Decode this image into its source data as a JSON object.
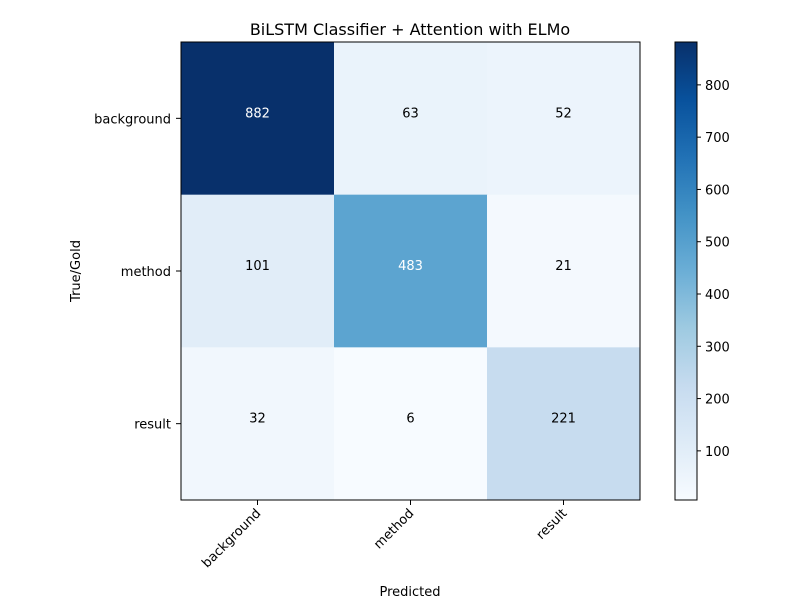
{
  "chart_data": {
    "type": "heatmap",
    "title": "BiLSTM Classifier + Attention with ELMo",
    "xlabel": "Predicted",
    "ylabel": "True/Gold",
    "x_categories": [
      "background",
      "method",
      "result"
    ],
    "y_categories": [
      "background",
      "method",
      "result"
    ],
    "values": [
      [
        882,
        63,
        52
      ],
      [
        101,
        483,
        21
      ],
      [
        32,
        6,
        221
      ]
    ],
    "colormap": "Blues",
    "color_range": [
      6,
      882
    ],
    "colorbar_ticks": [
      100,
      200,
      300,
      400,
      500,
      600,
      700,
      800
    ],
    "grid": false
  }
}
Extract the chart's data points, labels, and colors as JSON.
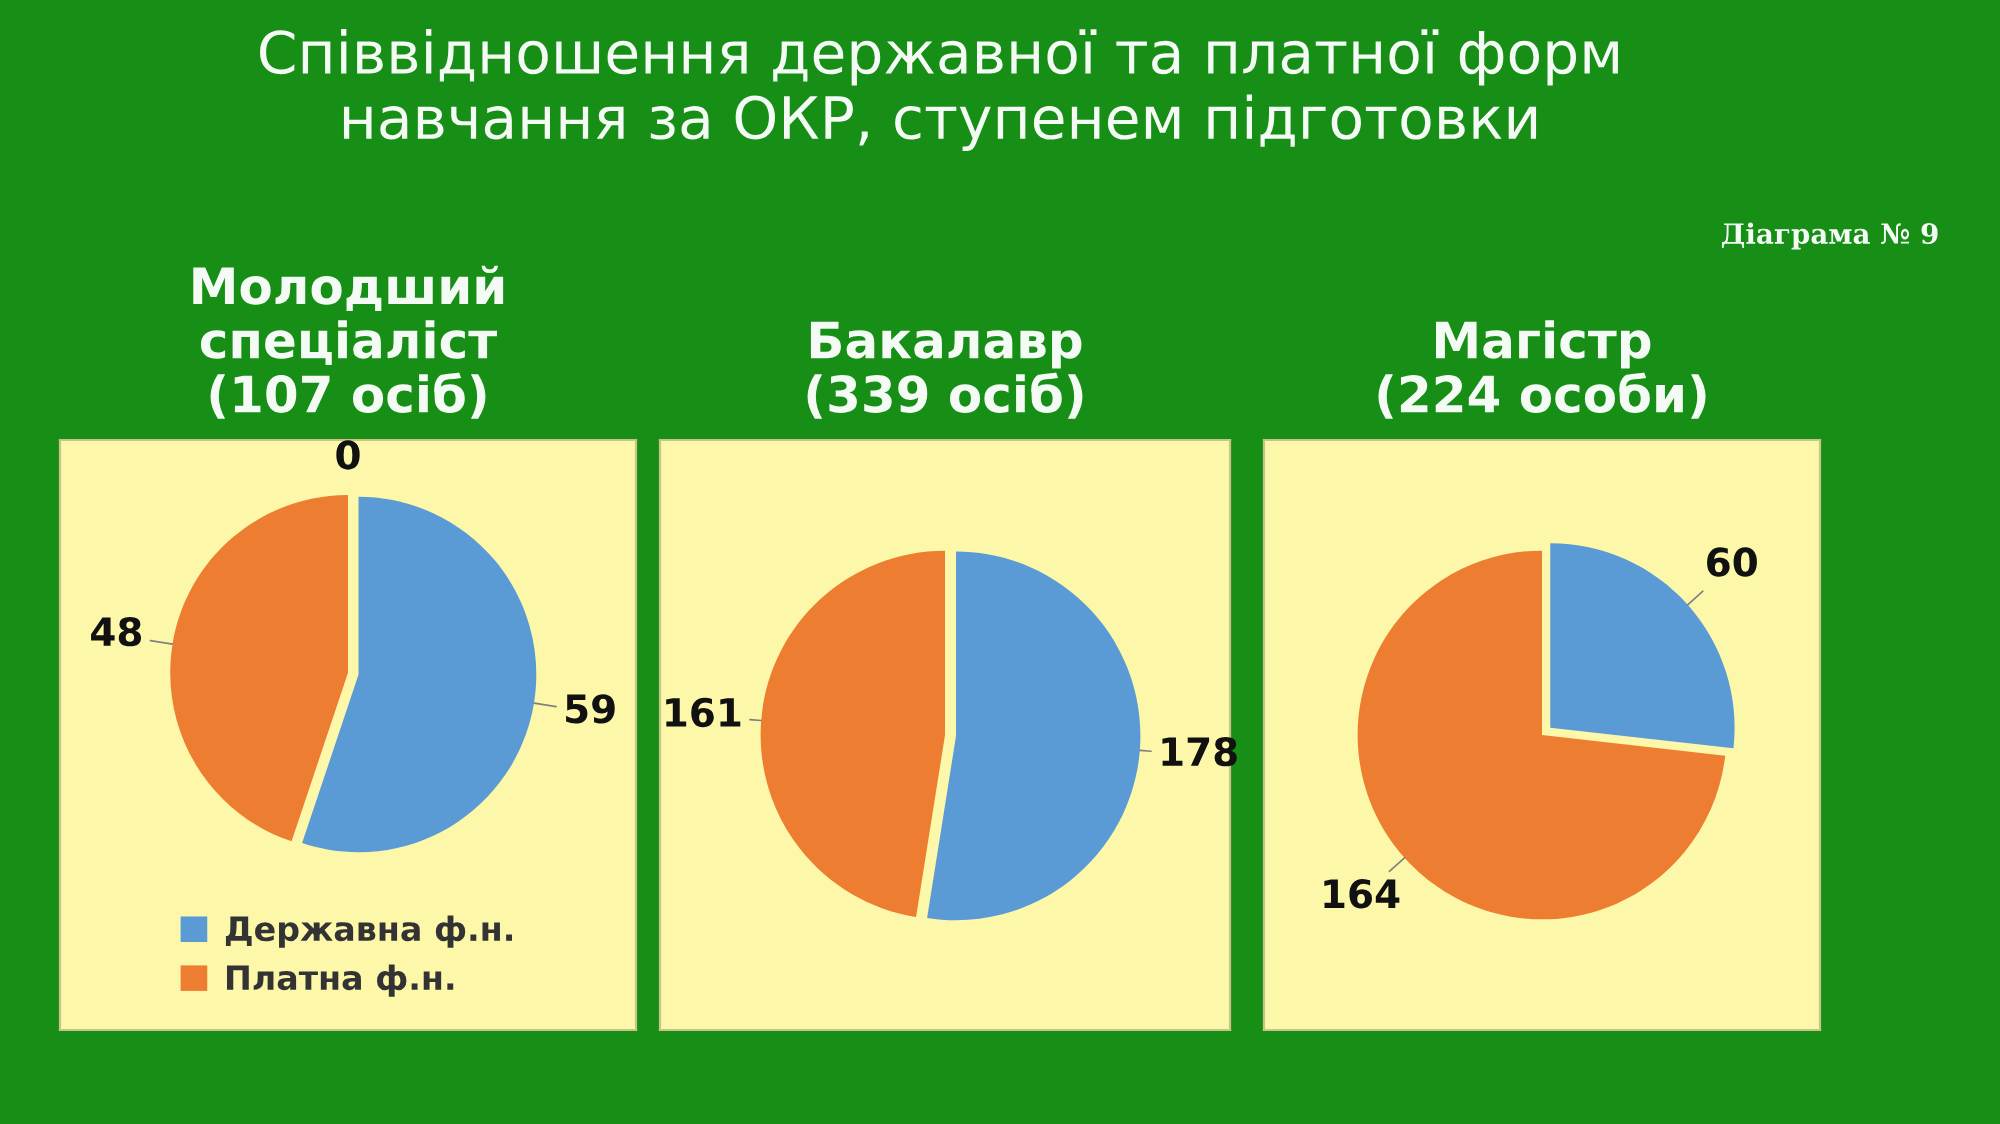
· · ·
Go through the listing above and quote it exactly, apart from its images.

* Answer to this exercise *
Decode this image into its source data as a JSON object.
{
  "chart_data": {
    "type": "heatmap",
    "title": "BiLSTM Classifier + Attention with ELMo",
    "xlabel": "Predicted",
    "ylabel": "True/Gold",
    "x_categories": [
      "background",
      "method",
      "result"
    ],
    "y_categories": [
      "background",
      "method",
      "result"
    ],
    "values": [
      [
        882,
        63,
        52
      ],
      [
        101,
        483,
        21
      ],
      [
        32,
        6,
        221
      ]
    ],
    "colormap": "Blues",
    "color_range": [
      6,
      882
    ],
    "colorbar_ticks": [
      100,
      200,
      300,
      400,
      500,
      600,
      700,
      800
    ],
    "grid": false
  }
}
Extract the chart's data points, labels, and colors as JSON.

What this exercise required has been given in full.